RECORDS SHOWN:

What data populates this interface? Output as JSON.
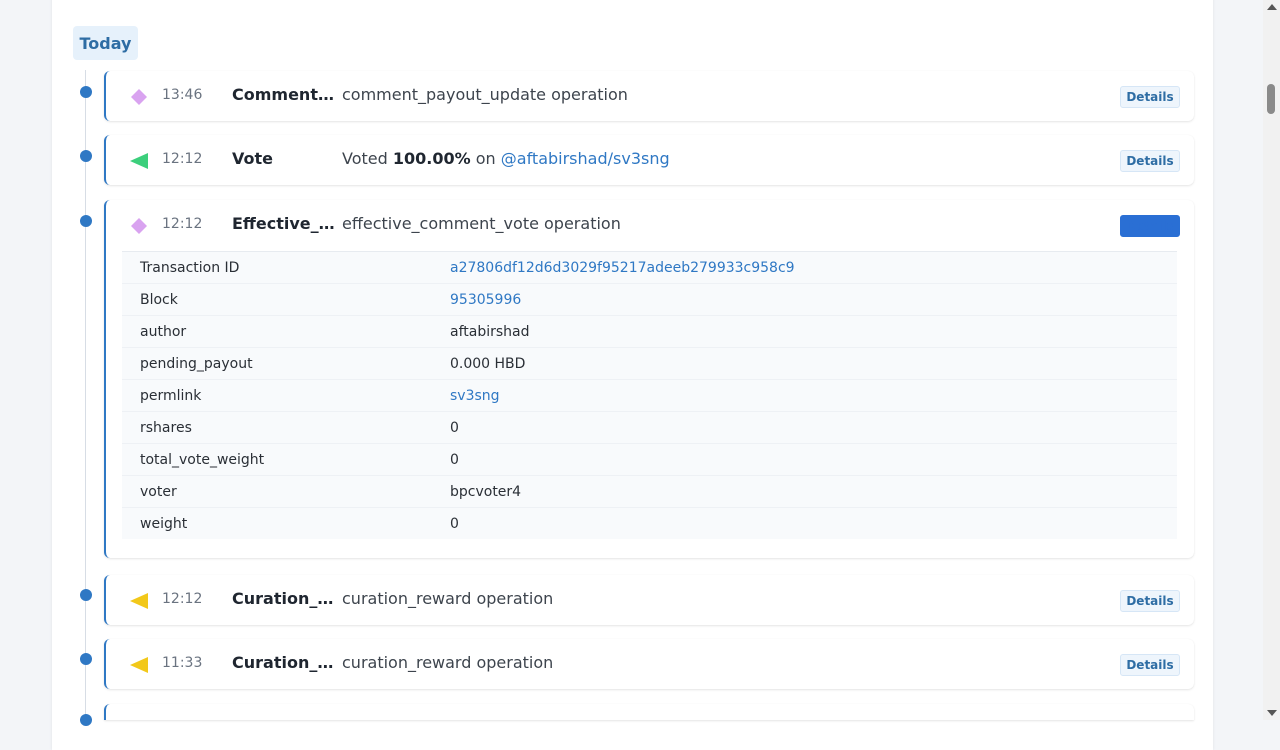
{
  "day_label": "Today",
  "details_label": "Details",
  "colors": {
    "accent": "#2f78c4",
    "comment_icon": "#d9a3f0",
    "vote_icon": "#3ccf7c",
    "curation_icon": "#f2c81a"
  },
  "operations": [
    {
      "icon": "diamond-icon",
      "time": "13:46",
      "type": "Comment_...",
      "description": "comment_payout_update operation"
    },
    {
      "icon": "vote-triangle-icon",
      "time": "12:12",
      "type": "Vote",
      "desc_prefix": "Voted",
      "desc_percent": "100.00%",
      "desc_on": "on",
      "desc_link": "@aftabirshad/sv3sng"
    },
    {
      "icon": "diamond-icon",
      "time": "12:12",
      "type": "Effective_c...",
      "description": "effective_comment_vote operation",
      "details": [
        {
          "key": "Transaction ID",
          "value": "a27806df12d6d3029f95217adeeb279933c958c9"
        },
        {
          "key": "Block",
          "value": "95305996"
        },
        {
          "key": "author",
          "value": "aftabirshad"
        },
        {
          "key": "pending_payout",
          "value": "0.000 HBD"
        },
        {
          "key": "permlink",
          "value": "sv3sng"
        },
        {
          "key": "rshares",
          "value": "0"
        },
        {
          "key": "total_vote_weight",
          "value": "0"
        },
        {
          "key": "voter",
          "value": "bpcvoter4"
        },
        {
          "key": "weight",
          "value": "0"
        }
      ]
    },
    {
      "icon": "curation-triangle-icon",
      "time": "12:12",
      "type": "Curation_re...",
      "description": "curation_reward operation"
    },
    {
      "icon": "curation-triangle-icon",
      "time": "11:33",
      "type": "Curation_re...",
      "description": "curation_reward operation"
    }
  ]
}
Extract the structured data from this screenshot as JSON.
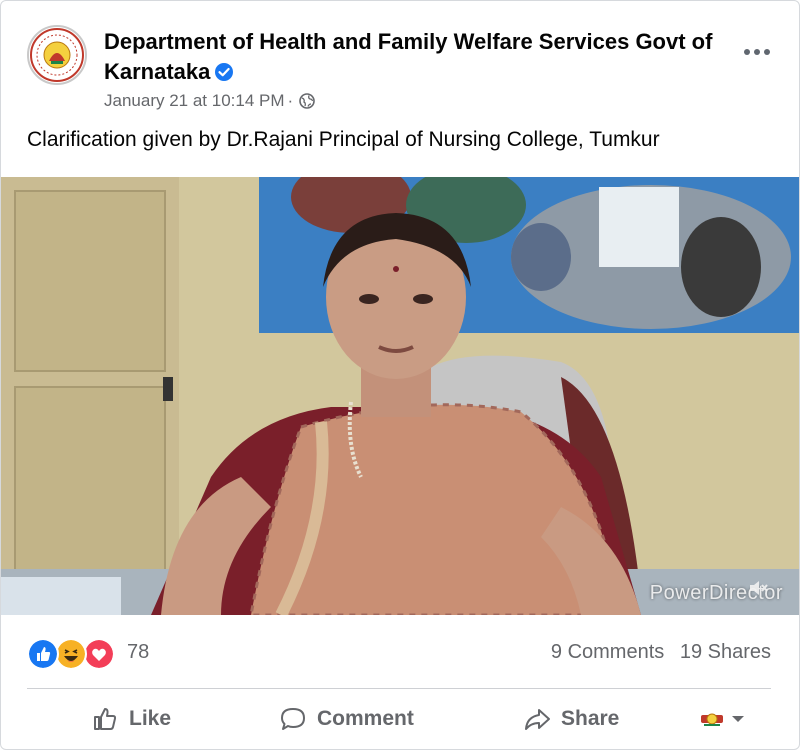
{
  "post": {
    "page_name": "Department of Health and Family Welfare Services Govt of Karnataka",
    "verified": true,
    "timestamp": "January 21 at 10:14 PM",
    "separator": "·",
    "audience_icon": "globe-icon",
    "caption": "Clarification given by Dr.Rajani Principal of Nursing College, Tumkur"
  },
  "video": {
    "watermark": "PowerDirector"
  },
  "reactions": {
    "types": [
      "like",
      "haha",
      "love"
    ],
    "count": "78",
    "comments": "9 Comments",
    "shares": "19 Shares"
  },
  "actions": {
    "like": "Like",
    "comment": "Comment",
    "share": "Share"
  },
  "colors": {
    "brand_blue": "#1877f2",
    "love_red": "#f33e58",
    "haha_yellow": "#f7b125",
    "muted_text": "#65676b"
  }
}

WORK INSTRUCTIONS:
From the listing above, copy every line that holds the string "data".

EXERCISE ANSWER:
What data populates this interface? Output as JSON.
Extract the structured data from this screenshot as JSON.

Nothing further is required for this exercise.